Locate every line in the records below that contains the word "blanc", and copy each one.

☆ ☆ ☆ ☆

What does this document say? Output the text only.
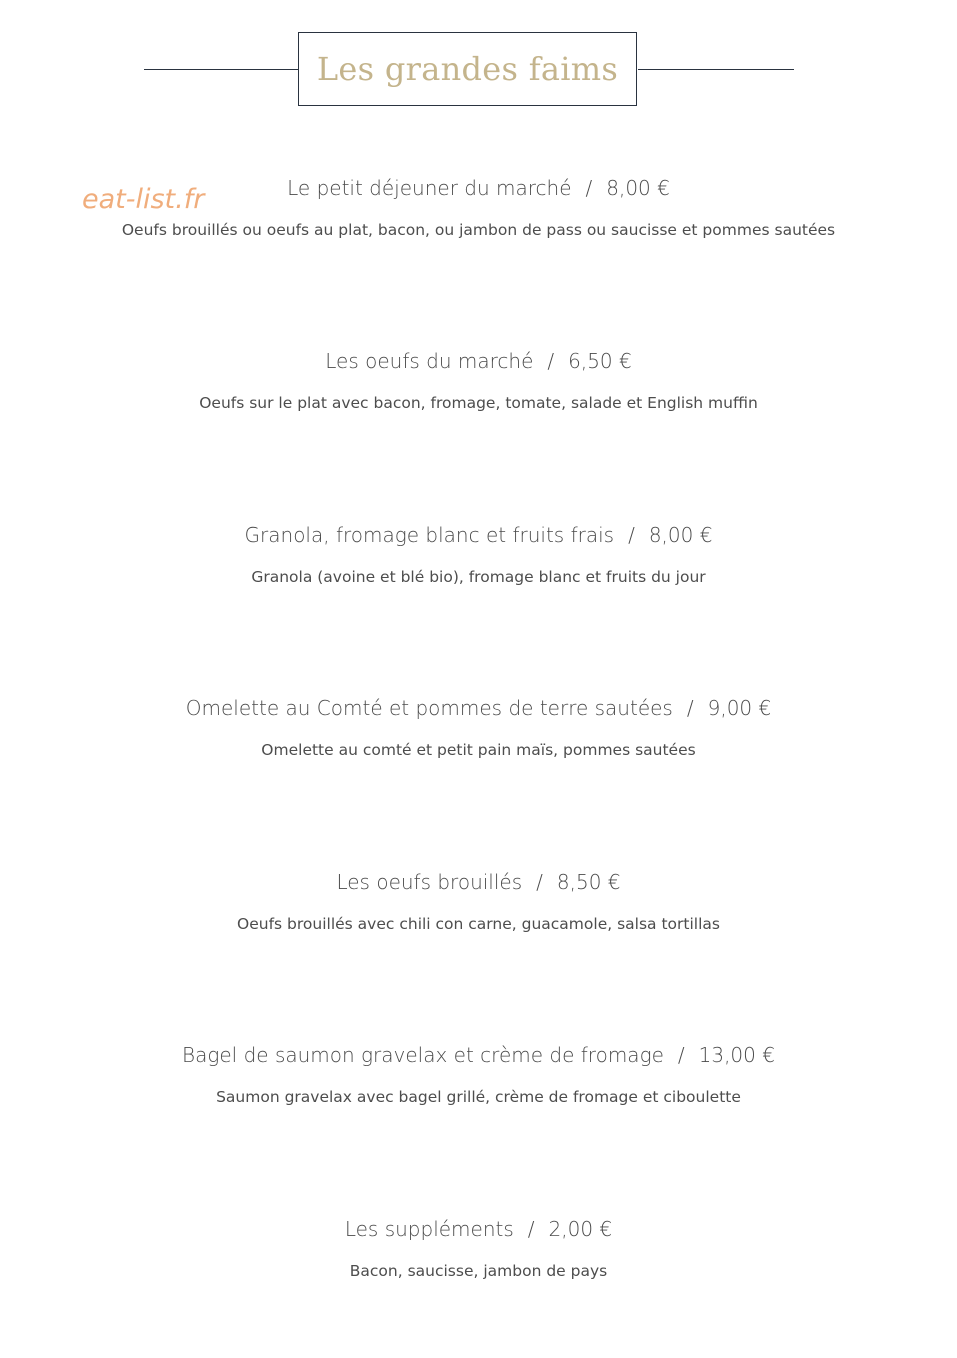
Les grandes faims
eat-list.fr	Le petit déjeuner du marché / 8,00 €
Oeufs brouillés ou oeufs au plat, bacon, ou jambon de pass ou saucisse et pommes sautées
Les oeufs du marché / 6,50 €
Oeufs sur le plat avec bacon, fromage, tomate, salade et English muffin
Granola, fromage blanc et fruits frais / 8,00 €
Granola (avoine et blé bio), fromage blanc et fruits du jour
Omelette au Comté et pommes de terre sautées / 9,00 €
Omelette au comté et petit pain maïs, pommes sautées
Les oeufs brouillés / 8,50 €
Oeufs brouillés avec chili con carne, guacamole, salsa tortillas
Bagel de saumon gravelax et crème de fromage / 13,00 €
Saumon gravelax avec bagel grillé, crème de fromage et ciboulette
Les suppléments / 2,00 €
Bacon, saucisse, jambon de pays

☆ ☆ ☆ ☆

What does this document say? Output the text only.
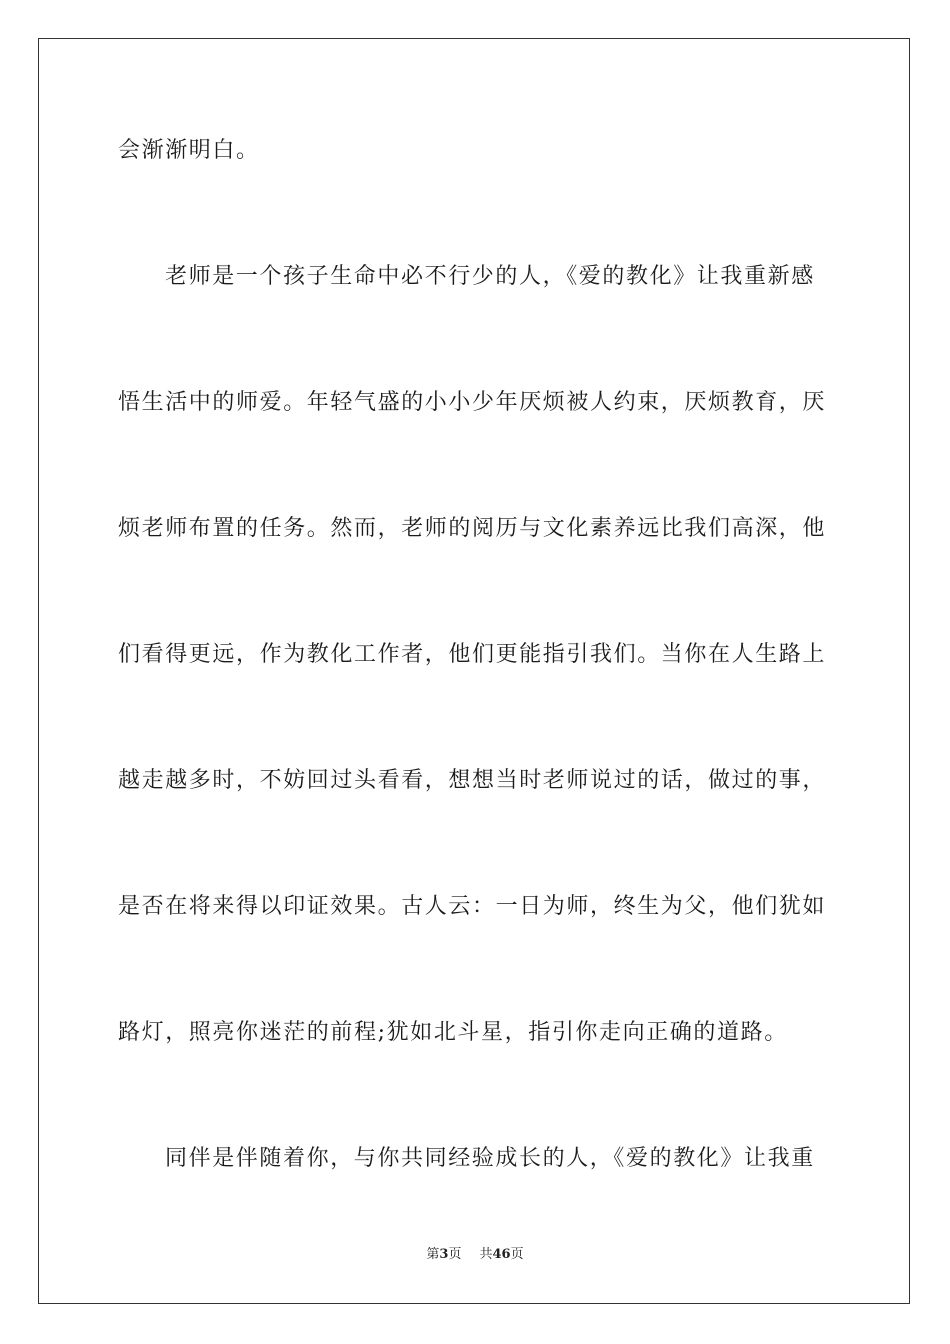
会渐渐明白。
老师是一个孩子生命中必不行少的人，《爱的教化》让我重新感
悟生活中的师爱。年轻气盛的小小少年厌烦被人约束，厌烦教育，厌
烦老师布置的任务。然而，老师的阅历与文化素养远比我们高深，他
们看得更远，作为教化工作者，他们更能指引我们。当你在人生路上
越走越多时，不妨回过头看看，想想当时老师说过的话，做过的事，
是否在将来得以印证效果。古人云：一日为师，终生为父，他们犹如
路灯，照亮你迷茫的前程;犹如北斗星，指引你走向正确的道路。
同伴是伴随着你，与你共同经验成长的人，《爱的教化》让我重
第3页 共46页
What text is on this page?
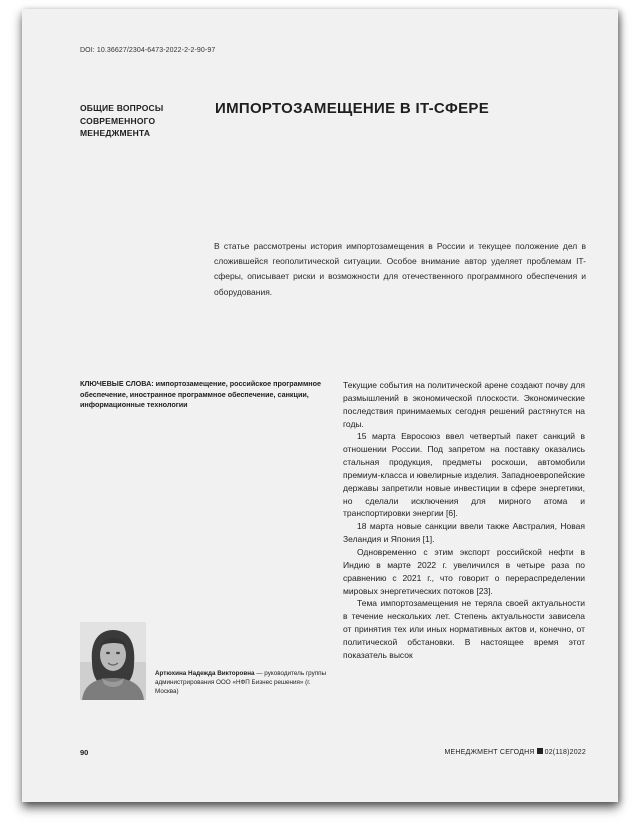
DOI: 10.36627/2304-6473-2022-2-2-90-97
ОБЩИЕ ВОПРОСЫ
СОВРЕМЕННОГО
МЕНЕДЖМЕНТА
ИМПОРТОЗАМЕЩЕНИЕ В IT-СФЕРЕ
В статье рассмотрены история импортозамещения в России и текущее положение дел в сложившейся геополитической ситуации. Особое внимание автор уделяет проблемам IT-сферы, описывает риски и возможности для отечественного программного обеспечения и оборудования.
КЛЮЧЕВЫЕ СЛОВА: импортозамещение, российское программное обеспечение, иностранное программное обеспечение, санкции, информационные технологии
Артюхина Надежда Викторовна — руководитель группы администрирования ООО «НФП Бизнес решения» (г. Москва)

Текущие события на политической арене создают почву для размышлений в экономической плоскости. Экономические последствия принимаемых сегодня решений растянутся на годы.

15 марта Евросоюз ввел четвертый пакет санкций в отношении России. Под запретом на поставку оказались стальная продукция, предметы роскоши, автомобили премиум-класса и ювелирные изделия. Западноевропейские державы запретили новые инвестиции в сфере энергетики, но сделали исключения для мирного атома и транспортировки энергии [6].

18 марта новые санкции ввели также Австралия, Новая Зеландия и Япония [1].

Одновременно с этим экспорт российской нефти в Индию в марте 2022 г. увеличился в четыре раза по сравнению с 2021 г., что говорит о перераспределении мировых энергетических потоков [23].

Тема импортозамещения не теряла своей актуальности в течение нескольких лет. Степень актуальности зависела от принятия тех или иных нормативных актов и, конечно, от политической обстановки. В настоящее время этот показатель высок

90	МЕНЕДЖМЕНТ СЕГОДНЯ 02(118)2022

☆ ☆ ☆ ☆

**Task solution:**
Granola, fromage blanc et fruits frais / 8,00 €
Granola (avoine et blé bio), fromage blanc et fruits du jour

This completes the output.